(TEXTE SOURCE)
↓
La bande 700 MHz est devenue un objet de discorde entre les opérateurs de téléphonie mobile et les chaînes de la TNT. Au centre de cette querelle, la décision de l'Élysée de privilégier les premiers au détriment des seconds. L'exécutif a en effet choisi de céder une partie des fréquences utilisées par la TNT pour le secteur des télécoms.

La bande de fréquences 700 MHz (694 – 790 MHz) sera-t-elle exploitée par les chaînes de télévision de la télévision numérique terrestre ou sera-t-elle attribuée aux opérateurs de téléphonie mobile ? Identifiée par le régulateurs des télécommunications comme un "enjeu majeur" pour le développement de l'accès au très haut débit mobile, cette plage donne aujourd'hui lieu à un bras de fer au sein de l'État.

Or, ce duel est en passe d'être remporté par les opérateurs de téléphonie mobile. D'après le quotidien économique Les Échos, l'exécutif a décidé de privilégier ce secteur au détriment de la télévision numérique terrestre. Les entreprises, qui se sont déjà engagées à tester des solutions pour éviter que les réseaux 4G ne perturbent pas la TNT, pourront donc s'appuyer sur des ressources supplémentaires.
↑
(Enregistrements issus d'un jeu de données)
↓
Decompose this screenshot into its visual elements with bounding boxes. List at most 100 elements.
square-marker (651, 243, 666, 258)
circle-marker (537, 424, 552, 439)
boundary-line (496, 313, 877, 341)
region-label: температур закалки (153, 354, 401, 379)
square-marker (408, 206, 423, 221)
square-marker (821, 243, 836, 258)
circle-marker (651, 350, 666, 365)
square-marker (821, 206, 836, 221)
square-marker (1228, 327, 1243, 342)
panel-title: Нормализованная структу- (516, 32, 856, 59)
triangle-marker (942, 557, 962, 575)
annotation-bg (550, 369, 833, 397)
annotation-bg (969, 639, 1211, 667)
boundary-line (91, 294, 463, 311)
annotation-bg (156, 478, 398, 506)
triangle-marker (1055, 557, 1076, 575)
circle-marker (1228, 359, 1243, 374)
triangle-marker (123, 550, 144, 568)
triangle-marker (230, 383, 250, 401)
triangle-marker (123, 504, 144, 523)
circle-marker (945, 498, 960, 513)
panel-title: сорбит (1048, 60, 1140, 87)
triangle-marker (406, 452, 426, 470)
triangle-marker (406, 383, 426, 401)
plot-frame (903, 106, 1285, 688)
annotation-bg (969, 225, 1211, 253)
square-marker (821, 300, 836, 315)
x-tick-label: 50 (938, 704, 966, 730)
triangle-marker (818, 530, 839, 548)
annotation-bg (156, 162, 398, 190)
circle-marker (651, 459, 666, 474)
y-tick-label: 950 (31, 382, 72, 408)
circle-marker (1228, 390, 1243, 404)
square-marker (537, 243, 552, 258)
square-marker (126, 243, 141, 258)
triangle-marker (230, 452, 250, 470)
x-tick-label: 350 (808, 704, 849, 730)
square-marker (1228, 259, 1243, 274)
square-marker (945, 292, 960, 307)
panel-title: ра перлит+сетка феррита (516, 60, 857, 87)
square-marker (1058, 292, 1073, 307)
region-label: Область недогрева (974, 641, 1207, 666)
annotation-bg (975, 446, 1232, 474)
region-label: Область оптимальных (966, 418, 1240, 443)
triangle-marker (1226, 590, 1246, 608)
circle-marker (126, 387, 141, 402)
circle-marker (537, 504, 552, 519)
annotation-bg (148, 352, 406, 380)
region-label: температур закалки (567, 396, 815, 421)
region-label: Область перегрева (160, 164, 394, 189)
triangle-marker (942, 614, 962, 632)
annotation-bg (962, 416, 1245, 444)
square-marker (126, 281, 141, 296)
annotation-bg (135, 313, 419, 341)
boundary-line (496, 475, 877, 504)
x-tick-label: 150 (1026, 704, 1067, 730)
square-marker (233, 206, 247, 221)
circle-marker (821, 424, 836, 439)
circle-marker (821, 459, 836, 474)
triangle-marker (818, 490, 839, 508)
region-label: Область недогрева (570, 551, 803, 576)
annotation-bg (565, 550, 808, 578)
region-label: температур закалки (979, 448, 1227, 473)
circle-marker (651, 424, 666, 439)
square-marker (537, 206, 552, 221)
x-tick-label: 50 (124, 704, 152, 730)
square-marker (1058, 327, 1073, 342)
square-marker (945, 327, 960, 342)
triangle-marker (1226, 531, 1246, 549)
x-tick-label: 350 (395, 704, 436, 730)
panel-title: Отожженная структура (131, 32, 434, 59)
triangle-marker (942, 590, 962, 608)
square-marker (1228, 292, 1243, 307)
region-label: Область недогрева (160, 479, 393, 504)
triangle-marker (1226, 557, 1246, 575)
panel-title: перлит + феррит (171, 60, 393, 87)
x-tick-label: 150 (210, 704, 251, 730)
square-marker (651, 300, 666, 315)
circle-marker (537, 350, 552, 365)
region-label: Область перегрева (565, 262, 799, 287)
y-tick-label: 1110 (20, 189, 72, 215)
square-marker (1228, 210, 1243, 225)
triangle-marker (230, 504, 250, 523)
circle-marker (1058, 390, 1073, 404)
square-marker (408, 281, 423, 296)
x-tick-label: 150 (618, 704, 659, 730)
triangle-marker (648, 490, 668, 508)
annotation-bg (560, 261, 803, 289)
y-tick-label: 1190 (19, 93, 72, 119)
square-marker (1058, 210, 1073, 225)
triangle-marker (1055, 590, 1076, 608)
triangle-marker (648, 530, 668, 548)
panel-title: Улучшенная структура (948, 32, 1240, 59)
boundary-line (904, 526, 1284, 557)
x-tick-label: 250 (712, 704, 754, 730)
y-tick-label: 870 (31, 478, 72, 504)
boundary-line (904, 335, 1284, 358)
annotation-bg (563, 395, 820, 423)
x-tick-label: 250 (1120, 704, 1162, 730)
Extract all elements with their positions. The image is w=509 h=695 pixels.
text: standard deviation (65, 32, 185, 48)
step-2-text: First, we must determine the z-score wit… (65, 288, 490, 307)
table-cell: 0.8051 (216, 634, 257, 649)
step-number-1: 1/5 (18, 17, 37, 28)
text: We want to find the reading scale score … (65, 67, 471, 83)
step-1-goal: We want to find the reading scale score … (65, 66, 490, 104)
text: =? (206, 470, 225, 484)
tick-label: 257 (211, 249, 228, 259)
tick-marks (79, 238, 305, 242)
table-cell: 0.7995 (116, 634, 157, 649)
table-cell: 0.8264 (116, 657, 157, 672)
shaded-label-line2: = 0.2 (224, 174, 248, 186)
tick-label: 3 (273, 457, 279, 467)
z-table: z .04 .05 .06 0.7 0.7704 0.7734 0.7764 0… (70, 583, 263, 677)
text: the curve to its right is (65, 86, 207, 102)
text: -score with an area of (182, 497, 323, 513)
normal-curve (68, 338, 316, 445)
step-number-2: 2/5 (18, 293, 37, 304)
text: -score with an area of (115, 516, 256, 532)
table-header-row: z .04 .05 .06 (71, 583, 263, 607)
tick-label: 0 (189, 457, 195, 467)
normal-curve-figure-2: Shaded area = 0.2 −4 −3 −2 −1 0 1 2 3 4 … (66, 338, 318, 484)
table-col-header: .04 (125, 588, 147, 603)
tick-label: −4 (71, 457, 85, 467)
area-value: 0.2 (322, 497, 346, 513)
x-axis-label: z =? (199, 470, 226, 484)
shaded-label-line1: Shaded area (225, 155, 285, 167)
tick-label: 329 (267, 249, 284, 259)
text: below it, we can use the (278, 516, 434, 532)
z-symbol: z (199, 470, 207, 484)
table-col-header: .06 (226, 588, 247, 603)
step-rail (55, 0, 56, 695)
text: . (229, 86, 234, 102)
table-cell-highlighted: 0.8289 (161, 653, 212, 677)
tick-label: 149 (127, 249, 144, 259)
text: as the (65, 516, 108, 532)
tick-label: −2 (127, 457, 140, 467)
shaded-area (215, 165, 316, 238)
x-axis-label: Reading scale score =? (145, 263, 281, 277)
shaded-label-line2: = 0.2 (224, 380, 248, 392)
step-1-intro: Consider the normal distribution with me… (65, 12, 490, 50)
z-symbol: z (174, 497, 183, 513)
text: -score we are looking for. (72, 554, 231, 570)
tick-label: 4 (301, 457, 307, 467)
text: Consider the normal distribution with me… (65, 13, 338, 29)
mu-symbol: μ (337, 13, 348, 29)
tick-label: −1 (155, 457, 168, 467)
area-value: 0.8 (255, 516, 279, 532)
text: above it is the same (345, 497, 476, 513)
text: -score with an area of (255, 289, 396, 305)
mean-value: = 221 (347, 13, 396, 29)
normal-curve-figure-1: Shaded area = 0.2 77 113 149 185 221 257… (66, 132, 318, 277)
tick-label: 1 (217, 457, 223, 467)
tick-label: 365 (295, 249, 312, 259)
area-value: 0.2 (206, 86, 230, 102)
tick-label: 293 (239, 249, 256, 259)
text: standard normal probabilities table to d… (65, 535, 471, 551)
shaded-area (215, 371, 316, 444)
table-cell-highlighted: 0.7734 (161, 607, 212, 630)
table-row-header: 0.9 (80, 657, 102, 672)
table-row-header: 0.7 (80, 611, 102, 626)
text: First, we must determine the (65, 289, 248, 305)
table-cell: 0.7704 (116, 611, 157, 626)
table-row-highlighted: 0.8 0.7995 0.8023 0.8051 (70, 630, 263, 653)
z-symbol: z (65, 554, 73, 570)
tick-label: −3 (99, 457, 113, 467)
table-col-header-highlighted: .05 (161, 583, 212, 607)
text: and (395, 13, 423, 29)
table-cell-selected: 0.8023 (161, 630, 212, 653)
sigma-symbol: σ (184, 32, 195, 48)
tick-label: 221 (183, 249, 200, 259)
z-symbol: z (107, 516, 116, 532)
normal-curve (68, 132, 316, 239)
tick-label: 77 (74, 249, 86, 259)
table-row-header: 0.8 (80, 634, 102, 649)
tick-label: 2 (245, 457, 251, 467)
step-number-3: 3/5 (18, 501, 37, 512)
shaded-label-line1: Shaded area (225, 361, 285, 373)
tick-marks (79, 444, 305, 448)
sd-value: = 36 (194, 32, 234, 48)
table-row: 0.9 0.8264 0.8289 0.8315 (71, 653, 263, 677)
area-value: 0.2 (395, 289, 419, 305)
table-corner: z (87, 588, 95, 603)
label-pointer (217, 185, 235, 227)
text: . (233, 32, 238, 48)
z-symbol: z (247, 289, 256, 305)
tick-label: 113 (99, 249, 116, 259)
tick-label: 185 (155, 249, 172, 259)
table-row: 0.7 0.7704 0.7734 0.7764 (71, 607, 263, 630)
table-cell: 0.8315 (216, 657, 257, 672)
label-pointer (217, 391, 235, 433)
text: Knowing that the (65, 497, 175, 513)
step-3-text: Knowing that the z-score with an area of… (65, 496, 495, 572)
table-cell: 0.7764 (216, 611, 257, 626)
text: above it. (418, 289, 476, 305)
↑
(QUESTIONS À TRAITER)
**a.** Dans le texte sur la bande 700 MHz, recopiez le passage compris entre « La bande 700 » et « secteur des télécoms. », bornes incluses, en substituant « opérateurs télécoms » à « opérateurs de téléphonie mobile ».
**b.** Répondez aux questions suivantes à partir du texte sur la bande 700 MHz.
(i) Quelle plage de fréquences la bande 700 MHz couvre-t-elle ?
(ii) Quel quotidien rapporte que l'exécutif a décidé de privilégier les opérateurs de téléphonie mobile ?
(iii) Comment le régulateur des télécommunications qualifie-t-il cette plage de fréquences ?
Ces enregistrements forment un matériau distinct du texte source.

(SOLUTIONS PROPOSÉES)
**a.**
La bande 700 MHz est devenue un objet de discorde entre les opérateurs télécoms et les chaînes de la TNT. Au centre de cette querelle, la décision de l'Élysée de privilégier les premiers au détriment des seconds. L'exécutif a en effet choisi de céder une partie des fréquences utilisées par la TNT pour le secteur des télécoms.

**b.**
(i) De 694 à 790 MHz.
(ii) Le quotidien économique Les Échos.
(iii) Comme un « enjeu majeur » pour le développement de l'accès au très haut débit mobile.